→ **WHAT TO DO**:
Each line that holds the word "this" is to be identified and copied.

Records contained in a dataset
⟨
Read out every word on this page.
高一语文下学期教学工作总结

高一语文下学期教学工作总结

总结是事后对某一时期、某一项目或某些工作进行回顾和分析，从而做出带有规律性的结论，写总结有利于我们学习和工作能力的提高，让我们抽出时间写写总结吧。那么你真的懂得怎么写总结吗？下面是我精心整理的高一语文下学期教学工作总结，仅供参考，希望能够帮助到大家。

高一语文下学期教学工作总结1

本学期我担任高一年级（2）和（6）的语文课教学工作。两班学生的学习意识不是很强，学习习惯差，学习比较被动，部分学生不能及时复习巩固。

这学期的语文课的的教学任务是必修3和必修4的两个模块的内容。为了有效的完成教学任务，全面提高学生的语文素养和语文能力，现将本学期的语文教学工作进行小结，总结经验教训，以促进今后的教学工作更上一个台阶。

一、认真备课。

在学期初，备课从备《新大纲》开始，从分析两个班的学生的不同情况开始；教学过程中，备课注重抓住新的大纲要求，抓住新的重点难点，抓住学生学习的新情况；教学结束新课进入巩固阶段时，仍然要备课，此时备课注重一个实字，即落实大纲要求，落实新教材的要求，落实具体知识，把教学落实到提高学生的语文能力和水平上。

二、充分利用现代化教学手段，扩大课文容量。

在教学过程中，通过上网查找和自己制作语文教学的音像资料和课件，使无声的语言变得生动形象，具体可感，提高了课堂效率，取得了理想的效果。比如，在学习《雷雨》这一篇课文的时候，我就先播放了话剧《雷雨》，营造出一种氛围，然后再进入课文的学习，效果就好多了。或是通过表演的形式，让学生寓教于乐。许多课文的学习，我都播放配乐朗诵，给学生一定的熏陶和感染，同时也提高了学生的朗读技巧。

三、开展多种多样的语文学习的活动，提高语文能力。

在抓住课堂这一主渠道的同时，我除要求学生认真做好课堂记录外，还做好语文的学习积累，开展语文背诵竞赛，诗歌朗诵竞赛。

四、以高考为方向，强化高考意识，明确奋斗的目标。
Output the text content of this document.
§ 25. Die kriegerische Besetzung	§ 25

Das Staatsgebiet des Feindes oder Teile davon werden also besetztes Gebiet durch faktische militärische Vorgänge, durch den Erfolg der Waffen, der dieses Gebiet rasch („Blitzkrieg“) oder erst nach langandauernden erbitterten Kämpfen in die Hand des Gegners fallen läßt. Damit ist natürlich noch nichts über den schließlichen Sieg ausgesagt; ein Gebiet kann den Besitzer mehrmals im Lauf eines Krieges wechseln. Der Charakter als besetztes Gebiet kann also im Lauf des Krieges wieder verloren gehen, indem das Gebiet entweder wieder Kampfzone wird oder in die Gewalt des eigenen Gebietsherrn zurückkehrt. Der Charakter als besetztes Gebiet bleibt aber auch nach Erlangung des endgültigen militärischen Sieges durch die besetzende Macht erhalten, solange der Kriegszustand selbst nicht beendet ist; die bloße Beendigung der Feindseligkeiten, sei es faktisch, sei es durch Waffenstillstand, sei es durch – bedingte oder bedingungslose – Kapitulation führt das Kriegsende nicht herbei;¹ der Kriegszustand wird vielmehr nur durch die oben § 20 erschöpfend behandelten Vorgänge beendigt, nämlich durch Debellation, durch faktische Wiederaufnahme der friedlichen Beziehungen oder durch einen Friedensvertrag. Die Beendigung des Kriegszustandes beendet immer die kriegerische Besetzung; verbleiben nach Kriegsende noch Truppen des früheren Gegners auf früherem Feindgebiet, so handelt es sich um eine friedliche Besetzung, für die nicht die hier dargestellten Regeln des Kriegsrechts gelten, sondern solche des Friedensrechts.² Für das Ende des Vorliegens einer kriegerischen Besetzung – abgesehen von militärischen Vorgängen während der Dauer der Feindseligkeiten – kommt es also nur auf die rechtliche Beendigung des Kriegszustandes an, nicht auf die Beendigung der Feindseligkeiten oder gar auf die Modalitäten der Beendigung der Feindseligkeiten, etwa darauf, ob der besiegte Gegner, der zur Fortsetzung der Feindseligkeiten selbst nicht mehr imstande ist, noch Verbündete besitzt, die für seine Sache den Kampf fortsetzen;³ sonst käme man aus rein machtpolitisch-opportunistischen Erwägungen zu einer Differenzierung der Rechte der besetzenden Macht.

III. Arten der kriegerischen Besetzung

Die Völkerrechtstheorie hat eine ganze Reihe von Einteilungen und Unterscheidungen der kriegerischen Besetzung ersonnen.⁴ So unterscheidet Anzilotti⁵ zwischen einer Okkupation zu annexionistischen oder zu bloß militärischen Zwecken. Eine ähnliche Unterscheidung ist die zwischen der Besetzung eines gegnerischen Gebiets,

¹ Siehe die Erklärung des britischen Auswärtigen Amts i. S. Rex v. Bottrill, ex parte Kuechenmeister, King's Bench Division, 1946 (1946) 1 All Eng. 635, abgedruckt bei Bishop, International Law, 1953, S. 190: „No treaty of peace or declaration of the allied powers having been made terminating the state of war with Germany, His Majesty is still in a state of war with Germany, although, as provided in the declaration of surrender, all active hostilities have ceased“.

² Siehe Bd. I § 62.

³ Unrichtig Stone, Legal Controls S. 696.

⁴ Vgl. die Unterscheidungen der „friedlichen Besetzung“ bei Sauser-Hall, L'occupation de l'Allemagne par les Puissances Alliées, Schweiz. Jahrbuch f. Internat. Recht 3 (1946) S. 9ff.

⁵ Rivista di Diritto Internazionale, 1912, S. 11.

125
⟩
→ **WORKED SOLUTION**:
Read out every word on this page.
Output the text content of this document.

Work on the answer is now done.